DIRECTIONS
Skip the pictures and repeat each line of the data exactly.

DATA FOR THE TASK

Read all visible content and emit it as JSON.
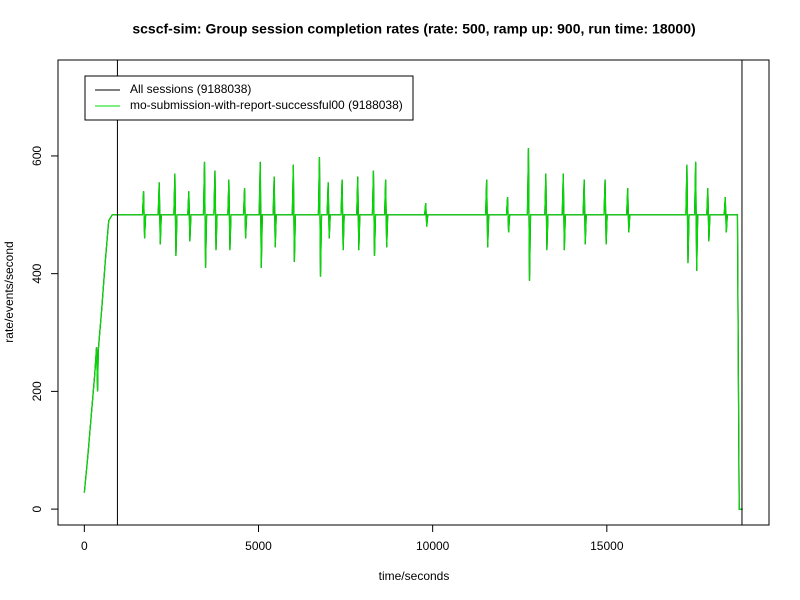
{
  "chart_data": {
    "type": "line",
    "title": "scscf-sim: Group session completion rates (rate: 500, ramp up: 900, run time: 18000)",
    "x_label": "time/seconds",
    "y_label": "rate/events/second",
    "xlim": [
      -756,
      19656
    ],
    "ylim": [
      -27,
      763
    ],
    "xticks": [
      0,
      5000,
      10000,
      15000
    ],
    "yticks": [
      0,
      200,
      400,
      600
    ],
    "vlines": [
      950,
      18880
    ],
    "vline_color": "#000000",
    "legend": "top-left",
    "x": [
      0,
      100,
      200,
      300,
      350,
      380,
      400,
      500,
      600,
      700,
      800,
      1670,
      1700,
      1730,
      1760,
      2120,
      2150,
      2180,
      2210,
      2570,
      2600,
      2630,
      2660,
      2970,
      3000,
      3030,
      3060,
      3420,
      3450,
      3480,
      3510,
      3720,
      3750,
      3780,
      3810,
      4120,
      4150,
      4180,
      4210,
      4570,
      4600,
      4630,
      4660,
      5020,
      5050,
      5080,
      5110,
      5420,
      5450,
      5480,
      5510,
      5970,
      6000,
      6030,
      6060,
      6720,
      6750,
      6780,
      6810,
      6970,
      7000,
      7030,
      7060,
      7370,
      7400,
      7430,
      7460,
      7820,
      7850,
      7880,
      7910,
      8270,
      8300,
      8330,
      8360,
      8620,
      8650,
      8680,
      8710,
      9770,
      9800,
      9830,
      9860,
      11520,
      11550,
      11580,
      11610,
      12120,
      12150,
      12180,
      12210,
      12720,
      12750,
      12780,
      12810,
      13220,
      13250,
      13280,
      13310,
      13720,
      13750,
      13780,
      13810,
      14320,
      14350,
      14380,
      14410,
      14920,
      14950,
      14980,
      15010,
      15570,
      15600,
      15630,
      15660,
      17270,
      17300,
      17330,
      17360,
      17520,
      17550,
      17580,
      17610,
      17870,
      17900,
      17930,
      17960,
      18370,
      18400,
      18430,
      18460,
      18750,
      18800,
      18900
    ],
    "series": [
      {
        "name": "All sessions (9188038)",
        "color": "#000000",
        "values": [
          28,
          90,
          160,
          230,
          275,
          200,
          270,
          340,
          420,
          490,
          500,
          500,
          540,
          460,
          500,
          500,
          555,
          450,
          500,
          500,
          570,
          430,
          500,
          500,
          540,
          455,
          500,
          500,
          590,
          410,
          500,
          500,
          575,
          440,
          500,
          500,
          560,
          440,
          500,
          500,
          545,
          460,
          500,
          500,
          590,
          410,
          500,
          500,
          565,
          445,
          500,
          500,
          585,
          420,
          500,
          500,
          598,
          395,
          500,
          500,
          555,
          460,
          500,
          500,
          560,
          440,
          500,
          500,
          565,
          440,
          500,
          500,
          575,
          430,
          500,
          500,
          560,
          445,
          500,
          500,
          520,
          480,
          500,
          500,
          560,
          445,
          500,
          500,
          530,
          470,
          500,
          500,
          613,
          388,
          500,
          500,
          570,
          440,
          500,
          500,
          570,
          440,
          500,
          500,
          560,
          450,
          500,
          500,
          560,
          450,
          500,
          500,
          545,
          470,
          500,
          500,
          585,
          418,
          500,
          500,
          590,
          405,
          500,
          500,
          545,
          455,
          500,
          500,
          530,
          470,
          500,
          500,
          0,
          0
        ]
      },
      {
        "name": "mo-submission-with-report-successful00 (9188038)",
        "color": "#00dd00",
        "values": [
          28,
          90,
          160,
          230,
          275,
          200,
          270,
          340,
          420,
          490,
          500,
          500,
          540,
          460,
          500,
          500,
          555,
          450,
          500,
          500,
          570,
          430,
          500,
          500,
          540,
          455,
          500,
          500,
          590,
          410,
          500,
          500,
          575,
          440,
          500,
          500,
          560,
          440,
          500,
          500,
          545,
          460,
          500,
          500,
          590,
          410,
          500,
          500,
          565,
          445,
          500,
          500,
          585,
          420,
          500,
          500,
          598,
          395,
          500,
          500,
          555,
          460,
          500,
          500,
          560,
          440,
          500,
          500,
          565,
          440,
          500,
          500,
          575,
          430,
          500,
          500,
          560,
          445,
          500,
          500,
          520,
          480,
          500,
          500,
          560,
          445,
          500,
          500,
          530,
          470,
          500,
          500,
          613,
          388,
          500,
          500,
          570,
          440,
          500,
          500,
          570,
          440,
          500,
          500,
          560,
          450,
          500,
          500,
          560,
          450,
          500,
          500,
          545,
          470,
          500,
          500,
          585,
          418,
          500,
          500,
          590,
          405,
          500,
          500,
          545,
          455,
          500,
          500,
          530,
          470,
          500,
          500,
          0,
          0
        ]
      }
    ]
  }
}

ANSWER TO THE TASK
Read all visible content and emit it as JSON.
{
  "chart_data": {
    "type": "line",
    "title": "scscf-sim: Group session completion rates (rate: 500, ramp up: 900, run time: 18000)",
    "x_label": "time/seconds",
    "y_label": "rate/events/second",
    "xlim": [
      -756,
      19656
    ],
    "ylim": [
      -27,
      763
    ],
    "xticks": [
      0,
      5000,
      10000,
      15000
    ],
    "yticks": [
      0,
      200,
      400,
      600
    ],
    "vlines": [
      950,
      18880
    ],
    "vline_color": "#000000",
    "legend": "top-left",
    "x": [
      0,
      100,
      200,
      300,
      350,
      380,
      400,
      500,
      600,
      700,
      800,
      1670,
      1700,
      1730,
      1760,
      2120,
      2150,
      2180,
      2210,
      2570,
      2600,
      2630,
      2660,
      2970,
      3000,
      3030,
      3060,
      3420,
      3450,
      3480,
      3510,
      3720,
      3750,
      3780,
      3810,
      4120,
      4150,
      4180,
      4210,
      4570,
      4600,
      4630,
      4660,
      5020,
      5050,
      5080,
      5110,
      5420,
      5450,
      5480,
      5510,
      5970,
      6000,
      6030,
      6060,
      6720,
      6750,
      6780,
      6810,
      6970,
      7000,
      7030,
      7060,
      7370,
      7400,
      7430,
      7460,
      7820,
      7850,
      7880,
      7910,
      8270,
      8300,
      8330,
      8360,
      8620,
      8650,
      8680,
      8710,
      9770,
      9800,
      9830,
      9860,
      11520,
      11550,
      11580,
      11610,
      12120,
      12150,
      12180,
      12210,
      12720,
      12750,
      12780,
      12810,
      13220,
      13250,
      13280,
      13310,
      13720,
      13750,
      13780,
      13810,
      14320,
      14350,
      14380,
      14410,
      14920,
      14950,
      14980,
      15010,
      15570,
      15600,
      15630,
      15660,
      17270,
      17300,
      17330,
      17360,
      17520,
      17550,
      17580,
      17610,
      17870,
      17900,
      17930,
      17960,
      18370,
      18400,
      18430,
      18460,
      18750,
      18800,
      18900
    ],
    "series": [
      {
        "name": "All sessions (9188038)",
        "color": "#000000",
        "values": [
          28,
          90,
          160,
          230,
          275,
          200,
          270,
          340,
          420,
          490,
          500,
          500,
          540,
          460,
          500,
          500,
          555,
          450,
          500,
          500,
          570,
          430,
          500,
          500,
          540,
          455,
          500,
          500,
          590,
          410,
          500,
          500,
          575,
          440,
          500,
          500,
          560,
          440,
          500,
          500,
          545,
          460,
          500,
          500,
          590,
          410,
          500,
          500,
          565,
          445,
          500,
          500,
          585,
          420,
          500,
          500,
          598,
          395,
          500,
          500,
          555,
          460,
          500,
          500,
          560,
          440,
          500,
          500,
          565,
          440,
          500,
          500,
          575,
          430,
          500,
          500,
          560,
          445,
          500,
          500,
          520,
          480,
          500,
          500,
          560,
          445,
          500,
          500,
          530,
          470,
          500,
          500,
          613,
          388,
          500,
          500,
          570,
          440,
          500,
          500,
          570,
          440,
          500,
          500,
          560,
          450,
          500,
          500,
          560,
          450,
          500,
          500,
          545,
          470,
          500,
          500,
          585,
          418,
          500,
          500,
          590,
          405,
          500,
          500,
          545,
          455,
          500,
          500,
          530,
          470,
          500,
          500,
          0,
          0
        ]
      },
      {
        "name": "mo-submission-with-report-successful00 (9188038)",
        "color": "#00dd00",
        "values": [
          28,
          90,
          160,
          230,
          275,
          200,
          270,
          340,
          420,
          490,
          500,
          500,
          540,
          460,
          500,
          500,
          555,
          450,
          500,
          500,
          570,
          430,
          500,
          500,
          540,
          455,
          500,
          500,
          590,
          410,
          500,
          500,
          575,
          440,
          500,
          500,
          560,
          440,
          500,
          500,
          545,
          460,
          500,
          500,
          590,
          410,
          500,
          500,
          565,
          445,
          500,
          500,
          585,
          420,
          500,
          500,
          598,
          395,
          500,
          500,
          555,
          460,
          500,
          500,
          560,
          440,
          500,
          500,
          565,
          440,
          500,
          500,
          575,
          430,
          500,
          500,
          560,
          445,
          500,
          500,
          520,
          480,
          500,
          500,
          560,
          445,
          500,
          500,
          530,
          470,
          500,
          500,
          613,
          388,
          500,
          500,
          570,
          440,
          500,
          500,
          570,
          440,
          500,
          500,
          560,
          450,
          500,
          500,
          560,
          450,
          500,
          500,
          545,
          470,
          500,
          500,
          585,
          418,
          500,
          500,
          590,
          405,
          500,
          500,
          545,
          455,
          500,
          500,
          530,
          470,
          500,
          500,
          0,
          0
        ]
      }
    ]
  }
}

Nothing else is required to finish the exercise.